-- start of Data in this exercise --

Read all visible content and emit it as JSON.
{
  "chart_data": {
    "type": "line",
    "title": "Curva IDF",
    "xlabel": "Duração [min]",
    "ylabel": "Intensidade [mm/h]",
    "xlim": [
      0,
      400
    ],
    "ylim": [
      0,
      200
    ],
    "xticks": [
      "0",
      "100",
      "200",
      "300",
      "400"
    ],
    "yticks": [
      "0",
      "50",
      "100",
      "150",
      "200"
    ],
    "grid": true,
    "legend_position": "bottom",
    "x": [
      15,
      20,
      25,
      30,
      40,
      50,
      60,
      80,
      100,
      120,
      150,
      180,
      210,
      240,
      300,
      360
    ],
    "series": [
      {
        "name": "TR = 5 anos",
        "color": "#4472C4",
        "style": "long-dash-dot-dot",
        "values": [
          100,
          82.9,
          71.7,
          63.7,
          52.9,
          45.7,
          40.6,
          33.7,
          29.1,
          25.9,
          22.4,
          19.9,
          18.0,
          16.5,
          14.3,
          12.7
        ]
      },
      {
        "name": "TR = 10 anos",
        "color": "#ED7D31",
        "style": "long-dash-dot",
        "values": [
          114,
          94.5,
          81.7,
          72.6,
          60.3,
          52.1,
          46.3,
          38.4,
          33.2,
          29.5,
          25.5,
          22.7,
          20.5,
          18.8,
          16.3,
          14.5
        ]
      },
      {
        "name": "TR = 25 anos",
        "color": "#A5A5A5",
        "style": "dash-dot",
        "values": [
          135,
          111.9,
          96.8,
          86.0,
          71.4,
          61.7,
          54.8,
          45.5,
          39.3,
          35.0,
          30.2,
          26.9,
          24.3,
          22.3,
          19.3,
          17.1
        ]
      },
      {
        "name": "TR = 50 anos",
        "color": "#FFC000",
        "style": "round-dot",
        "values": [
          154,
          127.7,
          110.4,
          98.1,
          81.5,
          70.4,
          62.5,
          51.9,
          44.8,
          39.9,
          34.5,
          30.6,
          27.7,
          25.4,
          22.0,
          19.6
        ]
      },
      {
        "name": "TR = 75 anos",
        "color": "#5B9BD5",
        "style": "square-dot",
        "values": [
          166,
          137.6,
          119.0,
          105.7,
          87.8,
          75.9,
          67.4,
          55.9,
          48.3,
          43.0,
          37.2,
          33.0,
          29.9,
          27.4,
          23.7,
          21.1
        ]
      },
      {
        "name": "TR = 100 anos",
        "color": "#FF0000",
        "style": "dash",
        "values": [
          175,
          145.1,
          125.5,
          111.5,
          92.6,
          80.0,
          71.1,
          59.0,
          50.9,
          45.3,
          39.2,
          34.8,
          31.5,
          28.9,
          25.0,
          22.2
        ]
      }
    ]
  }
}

-- end of Data in this exercise --

What this task involves -
Please copy out each record, character for character.

Correct result -
Read all visible content and emit it as JSON.
{
  "chart_data": {
    "type": "line",
    "title": "Curva IDF",
    "xlabel": "Duração [min]",
    "ylabel": "Intensidade [mm/h]",
    "xlim": [
      0,
      400
    ],
    "ylim": [
      0,
      200
    ],
    "xticks": [
      "0",
      "100",
      "200",
      "300",
      "400"
    ],
    "yticks": [
      "0",
      "50",
      "100",
      "150",
      "200"
    ],
    "grid": true,
    "legend_position": "bottom",
    "x": [
      15,
      20,
      25,
      30,
      40,
      50,
      60,
      80,
      100,
      120,
      150,
      180,
      210,
      240,
      300,
      360
    ],
    "series": [
      {
        "name": "TR = 5 anos",
        "color": "#4472C4",
        "style": "long-dash-dot-dot",
        "values": [
          100,
          82.9,
          71.7,
          63.7,
          52.9,
          45.7,
          40.6,
          33.7,
          29.1,
          25.9,
          22.4,
          19.9,
          18.0,
          16.5,
          14.3,
          12.7
        ]
      },
      {
        "name": "TR = 10 anos",
        "color": "#ED7D31",
        "style": "long-dash-dot",
        "values": [
          114,
          94.5,
          81.7,
          72.6,
          60.3,
          52.1,
          46.3,
          38.4,
          33.2,
          29.5,
          25.5,
          22.7,
          20.5,
          18.8,
          16.3,
          14.5
        ]
      },
      {
        "name": "TR = 25 anos",
        "color": "#A5A5A5",
        "style": "dash-dot",
        "values": [
          135,
          111.9,
          96.8,
          86.0,
          71.4,
          61.7,
          54.8,
          45.5,
          39.3,
          35.0,
          30.2,
          26.9,
          24.3,
          22.3,
          19.3,
          17.1
        ]
      },
      {
        "name": "TR = 50 anos",
        "color": "#FFC000",
        "style": "round-dot",
        "values": [
          154,
          127.7,
          110.4,
          98.1,
          81.5,
          70.4,
          62.5,
          51.9,
          44.8,
          39.9,
          34.5,
          30.6,
          27.7,
          25.4,
          22.0,
          19.6
        ]
      },
      {
        "name": "TR = 75 anos",
        "color": "#5B9BD5",
        "style": "square-dot",
        "values": [
          166,
          137.6,
          119.0,
          105.7,
          87.8,
          75.9,
          67.4,
          55.9,
          48.3,
          43.0,
          37.2,
          33.0,
          29.9,
          27.4,
          23.7,
          21.1
        ]
      },
      {
        "name": "TR = 100 anos",
        "color": "#FF0000",
        "style": "dash",
        "values": [
          175,
          145.1,
          125.5,
          111.5,
          92.6,
          80.0,
          71.1,
          59.0,
          50.9,
          45.3,
          39.2,
          34.8,
          31.5,
          28.9,
          25.0,
          22.2
        ]
      }
    ]
  }
}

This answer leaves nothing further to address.